Data entries
•••

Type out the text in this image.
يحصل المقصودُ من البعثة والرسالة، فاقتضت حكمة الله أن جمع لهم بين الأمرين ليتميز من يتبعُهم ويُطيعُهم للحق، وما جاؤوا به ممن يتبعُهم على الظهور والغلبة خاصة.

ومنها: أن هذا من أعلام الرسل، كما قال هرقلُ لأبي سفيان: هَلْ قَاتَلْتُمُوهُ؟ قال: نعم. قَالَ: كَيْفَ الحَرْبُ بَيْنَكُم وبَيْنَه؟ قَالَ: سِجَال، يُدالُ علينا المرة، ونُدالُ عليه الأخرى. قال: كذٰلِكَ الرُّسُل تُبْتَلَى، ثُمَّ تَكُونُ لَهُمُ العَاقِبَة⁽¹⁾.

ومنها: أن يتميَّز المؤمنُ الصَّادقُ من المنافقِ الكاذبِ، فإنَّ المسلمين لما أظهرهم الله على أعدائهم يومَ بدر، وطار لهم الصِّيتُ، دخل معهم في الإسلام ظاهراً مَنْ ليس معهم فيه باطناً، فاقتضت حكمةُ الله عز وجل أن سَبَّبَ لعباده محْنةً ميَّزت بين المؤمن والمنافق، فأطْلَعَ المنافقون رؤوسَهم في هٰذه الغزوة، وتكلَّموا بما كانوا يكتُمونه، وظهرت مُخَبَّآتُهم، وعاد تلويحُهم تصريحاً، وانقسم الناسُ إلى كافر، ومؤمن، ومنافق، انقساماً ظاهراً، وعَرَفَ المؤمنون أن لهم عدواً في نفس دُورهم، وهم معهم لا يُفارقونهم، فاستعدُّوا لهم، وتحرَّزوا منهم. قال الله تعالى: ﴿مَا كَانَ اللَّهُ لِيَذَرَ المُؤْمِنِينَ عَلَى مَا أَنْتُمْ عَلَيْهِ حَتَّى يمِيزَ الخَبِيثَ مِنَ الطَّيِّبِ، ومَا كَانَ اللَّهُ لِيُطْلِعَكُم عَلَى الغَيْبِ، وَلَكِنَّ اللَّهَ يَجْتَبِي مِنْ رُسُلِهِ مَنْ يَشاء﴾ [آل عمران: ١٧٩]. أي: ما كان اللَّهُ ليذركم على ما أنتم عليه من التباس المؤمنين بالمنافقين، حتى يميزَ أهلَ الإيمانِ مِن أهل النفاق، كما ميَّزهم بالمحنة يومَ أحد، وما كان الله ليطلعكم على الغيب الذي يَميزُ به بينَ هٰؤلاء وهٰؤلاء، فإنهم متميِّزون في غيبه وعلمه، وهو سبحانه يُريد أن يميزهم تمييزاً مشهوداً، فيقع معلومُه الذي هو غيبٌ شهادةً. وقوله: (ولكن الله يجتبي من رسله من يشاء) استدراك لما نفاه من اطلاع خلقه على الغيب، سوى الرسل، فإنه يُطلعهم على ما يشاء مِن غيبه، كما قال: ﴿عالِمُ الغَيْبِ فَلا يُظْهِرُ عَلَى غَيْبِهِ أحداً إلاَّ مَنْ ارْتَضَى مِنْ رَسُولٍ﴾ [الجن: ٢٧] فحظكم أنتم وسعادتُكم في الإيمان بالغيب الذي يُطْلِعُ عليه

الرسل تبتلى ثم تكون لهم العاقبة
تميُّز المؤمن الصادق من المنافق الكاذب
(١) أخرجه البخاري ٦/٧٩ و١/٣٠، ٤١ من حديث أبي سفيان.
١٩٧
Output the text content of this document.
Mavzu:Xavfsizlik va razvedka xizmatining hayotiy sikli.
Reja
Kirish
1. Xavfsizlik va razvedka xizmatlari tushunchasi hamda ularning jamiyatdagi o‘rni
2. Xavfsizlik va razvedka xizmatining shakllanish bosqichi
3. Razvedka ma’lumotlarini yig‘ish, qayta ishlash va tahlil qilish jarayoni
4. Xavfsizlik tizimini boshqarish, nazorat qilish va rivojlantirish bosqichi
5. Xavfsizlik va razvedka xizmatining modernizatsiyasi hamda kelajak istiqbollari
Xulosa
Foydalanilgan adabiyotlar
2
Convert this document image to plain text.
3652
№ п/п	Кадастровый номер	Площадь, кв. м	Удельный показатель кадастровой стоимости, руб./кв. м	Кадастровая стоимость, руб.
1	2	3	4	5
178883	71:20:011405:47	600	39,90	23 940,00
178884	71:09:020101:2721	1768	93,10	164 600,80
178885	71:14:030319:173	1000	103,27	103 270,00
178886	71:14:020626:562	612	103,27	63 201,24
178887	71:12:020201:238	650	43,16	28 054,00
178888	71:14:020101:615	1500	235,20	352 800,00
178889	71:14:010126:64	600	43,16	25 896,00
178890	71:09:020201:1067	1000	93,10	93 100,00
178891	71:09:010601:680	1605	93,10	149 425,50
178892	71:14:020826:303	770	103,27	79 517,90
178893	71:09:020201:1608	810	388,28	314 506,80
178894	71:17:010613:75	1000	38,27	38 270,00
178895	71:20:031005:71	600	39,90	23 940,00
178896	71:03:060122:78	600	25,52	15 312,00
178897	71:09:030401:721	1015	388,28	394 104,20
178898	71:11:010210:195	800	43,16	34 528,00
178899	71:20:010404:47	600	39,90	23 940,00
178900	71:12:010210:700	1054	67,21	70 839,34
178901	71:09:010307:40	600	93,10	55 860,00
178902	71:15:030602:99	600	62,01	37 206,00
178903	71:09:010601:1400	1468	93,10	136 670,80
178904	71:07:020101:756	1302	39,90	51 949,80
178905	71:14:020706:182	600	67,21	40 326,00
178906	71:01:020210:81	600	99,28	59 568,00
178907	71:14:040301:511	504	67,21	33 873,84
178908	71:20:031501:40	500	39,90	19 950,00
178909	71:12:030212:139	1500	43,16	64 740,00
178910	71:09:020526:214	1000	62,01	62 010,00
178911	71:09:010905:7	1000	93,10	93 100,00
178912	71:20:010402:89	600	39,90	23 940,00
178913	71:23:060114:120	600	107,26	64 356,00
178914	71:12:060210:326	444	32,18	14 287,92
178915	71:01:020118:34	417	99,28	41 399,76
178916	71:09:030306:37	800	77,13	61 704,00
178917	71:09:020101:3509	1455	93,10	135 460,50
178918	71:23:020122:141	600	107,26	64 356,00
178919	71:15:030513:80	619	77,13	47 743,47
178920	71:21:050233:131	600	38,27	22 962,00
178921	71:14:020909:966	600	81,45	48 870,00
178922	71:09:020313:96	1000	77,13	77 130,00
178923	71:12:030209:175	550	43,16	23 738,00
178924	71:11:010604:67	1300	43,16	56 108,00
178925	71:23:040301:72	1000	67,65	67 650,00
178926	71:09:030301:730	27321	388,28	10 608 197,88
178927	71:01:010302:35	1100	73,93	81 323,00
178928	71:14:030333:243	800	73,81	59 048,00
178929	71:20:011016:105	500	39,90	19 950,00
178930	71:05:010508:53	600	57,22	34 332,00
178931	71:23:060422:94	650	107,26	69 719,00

•••

▶ EXERCISE OBJECTIVE: Repeat the data verbatim.

▶ COMPLETED EXERCISE:
Type out the text in this image.
يحصل المقصودُ من البعثة والرسالة، فاقتضت حكمة الله أن جمع لهم بين الأمرين ليتميز من يتبعُهم ويُطيعُهم للحق، وما جاؤوا به ممن يتبعُهم على الظهور والغلبة خاصة.

ومنها: أن هذا من أعلام الرسل، كما قال هرقلُ لأبي سفيان: هَلْ قَاتَلْتُمُوهُ؟ قال: نعم. قَالَ: كَيْفَ الحَرْبُ بَيْنَكُم وبَيْنَه؟ قَالَ: سِجَال، يُدالُ علينا المرة، ونُدالُ عليه الأخرى. قال: كذٰلِكَ الرُّسُل تُبْتَلَى، ثُمَّ تَكُونُ لَهُمُ العَاقِبَة⁽¹⁾.

ومنها: أن يتميَّز المؤمنُ الصَّادقُ من المنافقِ الكاذبِ، فإنَّ المسلمين لما أظهرهم الله على أعدائهم يومَ بدر، وطار لهم الصِّيتُ، دخل معهم في الإسلام ظاهراً مَنْ ليس معهم فيه باطناً، فاقتضت حكمةُ الله عز وجل أن سَبَّبَ لعباده محْنةً ميَّزت بين المؤمن والمنافق، فأطْلَعَ المنافقون رؤوسَهم في هٰذه الغزوة، وتكلَّموا بما كانوا يكتُمونه، وظهرت مُخَبَّآتُهم، وعاد تلويحُهم تصريحاً، وانقسم الناسُ إلى كافر، ومؤمن، ومنافق، انقساماً ظاهراً، وعَرَفَ المؤمنون أن لهم عدواً في نفس دُورهم، وهم معهم لا يُفارقونهم، فاستعدُّوا لهم، وتحرَّزوا منهم. قال الله تعالى: ﴿مَا كَانَ اللَّهُ لِيَذَرَ المُؤْمِنِينَ عَلَى مَا أَنْتُمْ عَلَيْهِ حَتَّى يمِيزَ الخَبِيثَ مِنَ الطَّيِّبِ، ومَا كَانَ اللَّهُ لِيُطْلِعَكُم عَلَى الغَيْبِ، وَلَكِنَّ اللَّهَ يَجْتَبِي مِنْ رُسُلِهِ مَنْ يَشاء﴾ [آل عمران: ١٧٩]. أي: ما كان اللَّهُ ليذركم على ما أنتم عليه من التباس المؤمنين بالمنافقين، حتى يميزَ أهلَ الإيمانِ مِن أهل النفاق، كما ميَّزهم بالمحنة يومَ أحد، وما كان الله ليطلعكم على الغيب الذي يَميزُ به بينَ هٰؤلاء وهٰؤلاء، فإنهم متميِّزون في غيبه وعلمه، وهو سبحانه يُريد أن يميزهم تمييزاً مشهوداً، فيقع معلومُه الذي هو غيبٌ شهادةً. وقوله: (ولكن الله يجتبي من رسله من يشاء) استدراك لما نفاه من اطلاع خلقه على الغيب، سوى الرسل، فإنه يُطلعهم على ما يشاء مِن غيبه، كما قال: ﴿عالِمُ الغَيْبِ فَلا يُظْهِرُ عَلَى غَيْبِهِ أحداً إلاَّ مَنْ ارْتَضَى مِنْ رَسُولٍ﴾ [الجن: ٢٧] فحظكم أنتم وسعادتُكم في الإيمان بالغيب الذي يُطْلِعُ عليه

الرسل تبتلى ثم تكون لهم العاقبة
تميُّز المؤمن الصادق من المنافق الكاذب
(١) أخرجه البخاري ٦/٧٩ و١/٣٠، ٤١ من حديث أبي سفيان.
١٩٧
Output the text content of this document.
Mavzu:Xavfsizlik va razvedka xizmatining hayotiy sikli.
Reja
Kirish
1. Xavfsizlik va razvedka xizmatlari tushunchasi hamda ularning jamiyatdagi o‘rni
2. Xavfsizlik va razvedka xizmatining shakllanish bosqichi
3. Razvedka ma’lumotlarini yig‘ish, qayta ishlash va tahlil qilish jarayoni
4. Xavfsizlik tizimini boshqarish, nazorat qilish va rivojlantirish bosqichi
5. Xavfsizlik va razvedka xizmatining modernizatsiyasi hamda kelajak istiqbollari
Xulosa
Foydalanilgan adabiyotlar
2
Convert this document image to plain text.
3652
№ п/п	Кадастровый номер	Площадь, кв. м	Удельный показатель кадастровой стоимости, руб./кв. м	Кадастровая стоимость, руб.
1	2	3	4	5
178883	71:20:011405:47	600	39,90	23 940,00
178884	71:09:020101:2721	1768	93,10	164 600,80
178885	71:14:030319:173	1000	103,27	103 270,00
178886	71:14:020626:562	612	103,27	63 201,24
178887	71:12:020201:238	650	43,16	28 054,00
178888	71:14:020101:615	1500	235,20	352 800,00
178889	71:14:010126:64	600	43,16	25 896,00
178890	71:09:020201:1067	1000	93,10	93 100,00
178891	71:09:010601:680	1605	93,10	149 425,50
178892	71:14:020826:303	770	103,27	79 517,90
178893	71:09:020201:1608	810	388,28	314 506,80
178894	71:17:010613:75	1000	38,27	38 270,00
178895	71:20:031005:71	600	39,90	23 940,00
178896	71:03:060122:78	600	25,52	15 312,00
178897	71:09:030401:721	1015	388,28	394 104,20
178898	71:11:010210:195	800	43,16	34 528,00
178899	71:20:010404:47	600	39,90	23 940,00
178900	71:12:010210:700	1054	67,21	70 839,34
178901	71:09:010307:40	600	93,10	55 860,00
178902	71:15:030602:99	600	62,01	37 206,00
178903	71:09:010601:1400	1468	93,10	136 670,80
178904	71:07:020101:756	1302	39,90	51 949,80
178905	71:14:020706:182	600	67,21	40 326,00
178906	71:01:020210:81	600	99,28	59 568,00
178907	71:14:040301:511	504	67,21	33 873,84
178908	71:20:031501:40	500	39,90	19 950,00
178909	71:12:030212:139	1500	43,16	64 740,00
178910	71:09:020526:214	1000	62,01	62 010,00
178911	71:09:010905:7	1000	93,10	93 100,00
178912	71:20:010402:89	600	39,90	23 940,00
178913	71:23:060114:120	600	107,26	64 356,00
178914	71:12:060210:326	444	32,18	14 287,92
178915	71:01:020118:34	417	99,28	41 399,76
178916	71:09:030306:37	800	77,13	61 704,00
178917	71:09:020101:3509	1455	93,10	135 460,50
178918	71:23:020122:141	600	107,26	64 356,00
178919	71:15:030513:80	619	77,13	47 743,47
178920	71:21:050233:131	600	38,27	22 962,00
178921	71:14:020909:966	600	81,45	48 870,00
178922	71:09:020313:96	1000	77,13	77 130,00
178923	71:12:030209:175	550	43,16	23 738,00
178924	71:11:010604:67	1300	43,16	56 108,00
178925	71:23:040301:72	1000	67,65	67 650,00
178926	71:09:030301:730	27321	388,28	10 608 197,88
178927	71:01:010302:35	1100	73,93	81 323,00
178928	71:14:030333:243	800	73,81	59 048,00
178929	71:20:011016:105	500	39,90	19 950,00
178930	71:05:010508:53	600	57,22	34 332,00
178931	71:23:060422:94	650	107,26	69 719,00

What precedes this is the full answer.